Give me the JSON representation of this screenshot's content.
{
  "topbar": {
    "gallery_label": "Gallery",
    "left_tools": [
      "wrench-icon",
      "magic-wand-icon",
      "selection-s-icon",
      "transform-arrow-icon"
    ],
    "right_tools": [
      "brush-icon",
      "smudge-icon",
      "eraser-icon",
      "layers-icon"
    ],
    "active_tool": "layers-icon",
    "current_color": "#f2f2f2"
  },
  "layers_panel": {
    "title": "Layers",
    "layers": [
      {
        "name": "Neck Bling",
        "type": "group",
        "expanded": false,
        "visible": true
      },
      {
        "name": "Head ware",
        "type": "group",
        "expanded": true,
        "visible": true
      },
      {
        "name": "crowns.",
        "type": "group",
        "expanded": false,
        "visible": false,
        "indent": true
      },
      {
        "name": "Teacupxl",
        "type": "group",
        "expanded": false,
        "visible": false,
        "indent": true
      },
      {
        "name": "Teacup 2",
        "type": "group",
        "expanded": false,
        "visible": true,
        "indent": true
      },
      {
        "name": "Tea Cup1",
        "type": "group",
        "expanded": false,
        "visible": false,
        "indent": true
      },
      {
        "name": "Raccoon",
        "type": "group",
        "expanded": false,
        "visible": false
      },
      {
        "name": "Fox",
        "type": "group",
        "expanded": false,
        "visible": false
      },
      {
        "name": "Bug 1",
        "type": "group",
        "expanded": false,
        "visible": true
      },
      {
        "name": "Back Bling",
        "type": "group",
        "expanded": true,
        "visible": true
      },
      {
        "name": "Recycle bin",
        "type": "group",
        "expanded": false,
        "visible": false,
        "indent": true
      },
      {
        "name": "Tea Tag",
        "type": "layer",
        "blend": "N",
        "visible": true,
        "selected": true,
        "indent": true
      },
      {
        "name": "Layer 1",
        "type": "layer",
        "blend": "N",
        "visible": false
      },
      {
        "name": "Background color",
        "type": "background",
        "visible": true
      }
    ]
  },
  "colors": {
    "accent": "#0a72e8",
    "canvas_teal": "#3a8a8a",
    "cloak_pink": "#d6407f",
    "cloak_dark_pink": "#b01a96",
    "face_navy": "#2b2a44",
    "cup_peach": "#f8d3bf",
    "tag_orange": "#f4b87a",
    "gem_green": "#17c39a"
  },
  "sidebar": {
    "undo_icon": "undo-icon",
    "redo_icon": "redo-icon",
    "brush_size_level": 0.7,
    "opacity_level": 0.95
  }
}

________________________

PROMPT :: Copy every record exactly as presented.

IN RESPONSE ::
Give me the JSON representation of this screenshot's content.
{
  "topbar": {
    "gallery_label": "Gallery",
    "left_tools": [
      "wrench-icon",
      "magic-wand-icon",
      "selection-s-icon",
      "transform-arrow-icon"
    ],
    "right_tools": [
      "brush-icon",
      "smudge-icon",
      "eraser-icon",
      "layers-icon"
    ],
    "active_tool": "layers-icon",
    "current_color": "#f2f2f2"
  },
  "layers_panel": {
    "title": "Layers",
    "layers": [
      {
        "name": "Neck Bling",
        "type": "group",
        "expanded": false,
        "visible": true
      },
      {
        "name": "Head ware",
        "type": "group",
        "expanded": true,
        "visible": true
      },
      {
        "name": "crowns.",
        "type": "group",
        "expanded": false,
        "visible": false,
        "indent": true
      },
      {
        "name": "Teacupxl",
        "type": "group",
        "expanded": false,
        "visible": false,
        "indent": true
      },
      {
        "name": "Teacup 2",
        "type": "group",
        "expanded": false,
        "visible": true,
        "indent": true
      },
      {
        "name": "Tea Cup1",
        "type": "group",
        "expanded": false,
        "visible": false,
        "indent": true
      },
      {
        "name": "Raccoon",
        "type": "group",
        "expanded": false,
        "visible": false
      },
      {
        "name": "Fox",
        "type": "group",
        "expanded": false,
        "visible": false
      },
      {
        "name": "Bug 1",
        "type": "group",
        "expanded": false,
        "visible": true
      },
      {
        "name": "Back Bling",
        "type": "group",
        "expanded": true,
        "visible": true
      },
      {
        "name": "Recycle bin",
        "type": "group",
        "expanded": false,
        "visible": false,
        "indent": true
      },
      {
        "name": "Tea Tag",
        "type": "layer",
        "blend": "N",
        "visible": true,
        "selected": true,
        "indent": true
      },
      {
        "name": "Layer 1",
        "type": "layer",
        "blend": "N",
        "visible": false
      },
      {
        "name": "Background color",
        "type": "background",
        "visible": true
      }
    ]
  },
  "colors": {
    "accent": "#0a72e8",
    "canvas_teal": "#3a8a8a",
    "cloak_pink": "#d6407f",
    "cloak_dark_pink": "#b01a96",
    "face_navy": "#2b2a44",
    "cup_peach": "#f8d3bf",
    "tag_orange": "#f4b87a",
    "gem_green": "#17c39a"
  },
  "sidebar": {
    "undo_icon": "undo-icon",
    "redo_icon": "redo-icon",
    "brush_size_level": 0.7,
    "opacity_level": 0.95
  }
}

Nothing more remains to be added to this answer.